WORK TO COMPLETE ::
Each line of the data below goes into the copy exactly; pictures do not.

━━━━━━━━━━

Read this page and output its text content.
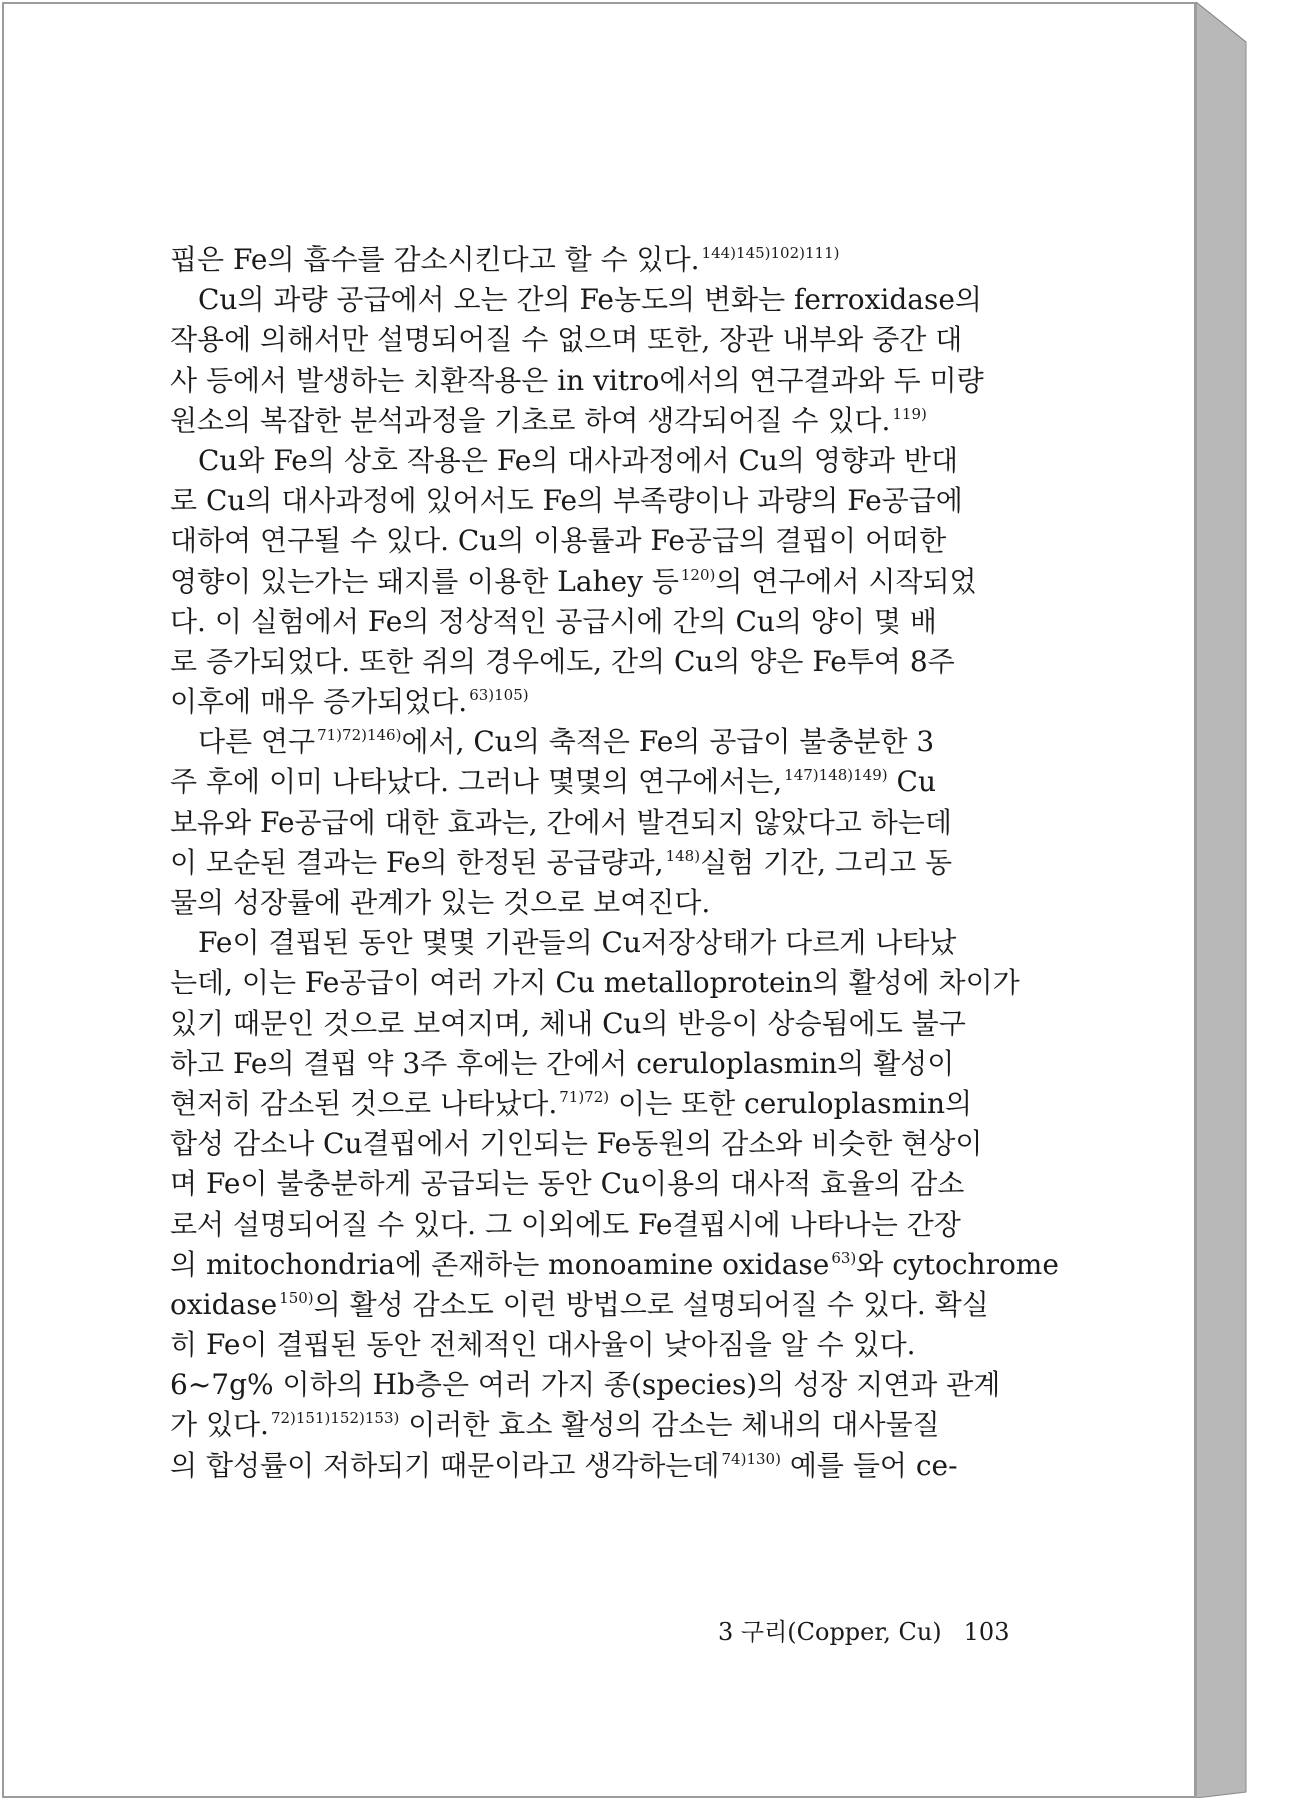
핍은 Fe의 흡수를 감소시킨다고 할 수 있다. $^{144)145)102)111)}$
Cu의 과량 공급에서 오는 간의 Fe농도의 변화는 ferroxidase의
작용에 의해서만 설명되어질 수 없으며 또한, 장관 내부와 중간 대
사 등에서 발생하는 치환작용은 in vitro에서의 연구결과와 두 미량
원소의 복잡한 분석과정을 기초로 하여 생각되어질 수 있다. $^{119)}$
Cu와 Fe의 상호 작용은 Fe의 대사과정에서 Cu의 영향과 반대
로 Cu의 대사과정에 있어서도 Fe의 부족량이나 과량의 Fe공급에
대하여 연구될 수 있다. Cu의 이용률과 Fe공급의 결핍이 어떠한
영향이 있는가는 돼지를 이용한 Lahey 등 $^{120)}$의 연구에서 시작되었
다. 이 실험에서 Fe의 정상적인 공급시에 간의 Cu의 양이 몇 배
로 증가되었다. 또한 쥐의 경우에도, 간의 Cu의 양은 Fe투여 8주
이후에 매우 증가되었다. $^{63)105)}$
다른 연구 $^{71)72)146)}$에서, Cu의 축적은 Fe의 공급이 불충분한 3
주 후에 이미 나타났다. 그러나 몇몇의 연구에서는, $^{147)148)149)}$ Cu
보유와 Fe공급에 대한 효과는, 간에서 발견되지 않았다고 하는데
이 모순된 결과는 Fe의 한정된 공급량과, $^{148)}$실험 기간, 그리고 동
물의 성장률에 관계가 있는 것으로 보여진다.
Fe이 결핍된 동안 몇몇 기관들의 Cu저장상태가 다르게 나타났
는데, 이는 Fe공급이 여러 가지 Cu metalloprotein의 활성에 차이가
있기 때문인 것으로 보여지며, 체내 Cu의 반응이 상승됨에도 불구
하고 Fe의 결핍 약 3주 후에는 간에서 ceruloplasmin의 활성이
현저히 감소된 것으로 나타났다. $^{71)72)}$ 이는 또한 ceruloplasmin의
합성 감소나 Cu결핍에서 기인되는 Fe동원의 감소와 비슷한 현상이
며 Fe이 불충분하게 공급되는 동안 Cu이용의 대사적 효율의 감소
로서 설명되어질 수 있다. 그 이외에도 Fe결핍시에 나타나는 간장
의 mitochondria에 존재하는 monoamine oxidase $^{63)}$와 cytochrome
oxidase $^{150)}$의 활성 감소도 이런 방법으로 설명되어질 수 있다. 확실
히 Fe이 결핍된 동안 전체적인 대사율이 낮아짐을 알 수 있다.
6~7g% 이하의 Hb층은 여러 가지 종(species)의 성장 지연과 관계
가 있다. $^{72)151)152)153)}$ 이러한 효소 활성의 감소는 체내의 대사물질
의 합성률이 저하되기 때문이라고 생각하는데 $^{74)130)}$ 예를 들어 ce-
3 구리(Copper, Cu) 103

━━━━━━━━━━

ANSWER SPACE ::
Read this page and output its text content.
핍은 Fe의 흡수를 감소시킨다고 할 수 있다. $^{144)145)102)111)}$
Cu의 과량 공급에서 오는 간의 Fe농도의 변화는 ferroxidase의
작용에 의해서만 설명되어질 수 없으며 또한, 장관 내부와 중간 대
사 등에서 발생하는 치환작용은 in vitro에서의 연구결과와 두 미량
원소의 복잡한 분석과정을 기초로 하여 생각되어질 수 있다. $^{119)}$
Cu와 Fe의 상호 작용은 Fe의 대사과정에서 Cu의 영향과 반대
로 Cu의 대사과정에 있어서도 Fe의 부족량이나 과량의 Fe공급에
대하여 연구될 수 있다. Cu의 이용률과 Fe공급의 결핍이 어떠한
영향이 있는가는 돼지를 이용한 Lahey 등 $^{120)}$의 연구에서 시작되었
다. 이 실험에서 Fe의 정상적인 공급시에 간의 Cu의 양이 몇 배
로 증가되었다. 또한 쥐의 경우에도, 간의 Cu의 양은 Fe투여 8주
이후에 매우 증가되었다. $^{63)105)}$
다른 연구 $^{71)72)146)}$에서, Cu의 축적은 Fe의 공급이 불충분한 3
주 후에 이미 나타났다. 그러나 몇몇의 연구에서는, $^{147)148)149)}$ Cu
보유와 Fe공급에 대한 효과는, 간에서 발견되지 않았다고 하는데
이 모순된 결과는 Fe의 한정된 공급량과, $^{148)}$실험 기간, 그리고 동
물의 성장률에 관계가 있는 것으로 보여진다.
Fe이 결핍된 동안 몇몇 기관들의 Cu저장상태가 다르게 나타났
는데, 이는 Fe공급이 여러 가지 Cu metalloprotein의 활성에 차이가
있기 때문인 것으로 보여지며, 체내 Cu의 반응이 상승됨에도 불구
하고 Fe의 결핍 약 3주 후에는 간에서 ceruloplasmin의 활성이
현저히 감소된 것으로 나타났다. $^{71)72)}$ 이는 또한 ceruloplasmin의
합성 감소나 Cu결핍에서 기인되는 Fe동원의 감소와 비슷한 현상이
며 Fe이 불충분하게 공급되는 동안 Cu이용의 대사적 효율의 감소
로서 설명되어질 수 있다. 그 이외에도 Fe결핍시에 나타나는 간장
의 mitochondria에 존재하는 monoamine oxidase $^{63)}$와 cytochrome
oxidase $^{150)}$의 활성 감소도 이런 방법으로 설명되어질 수 있다. 확실
히 Fe이 결핍된 동안 전체적인 대사율이 낮아짐을 알 수 있다.
6~7g% 이하의 Hb층은 여러 가지 종(species)의 성장 지연과 관계
가 있다. $^{72)151)152)153)}$ 이러한 효소 활성의 감소는 체내의 대사물질
의 합성률이 저하되기 때문이라고 생각하는데 $^{74)130)}$ 예를 들어 ce-
3 구리(Copper, Cu) 103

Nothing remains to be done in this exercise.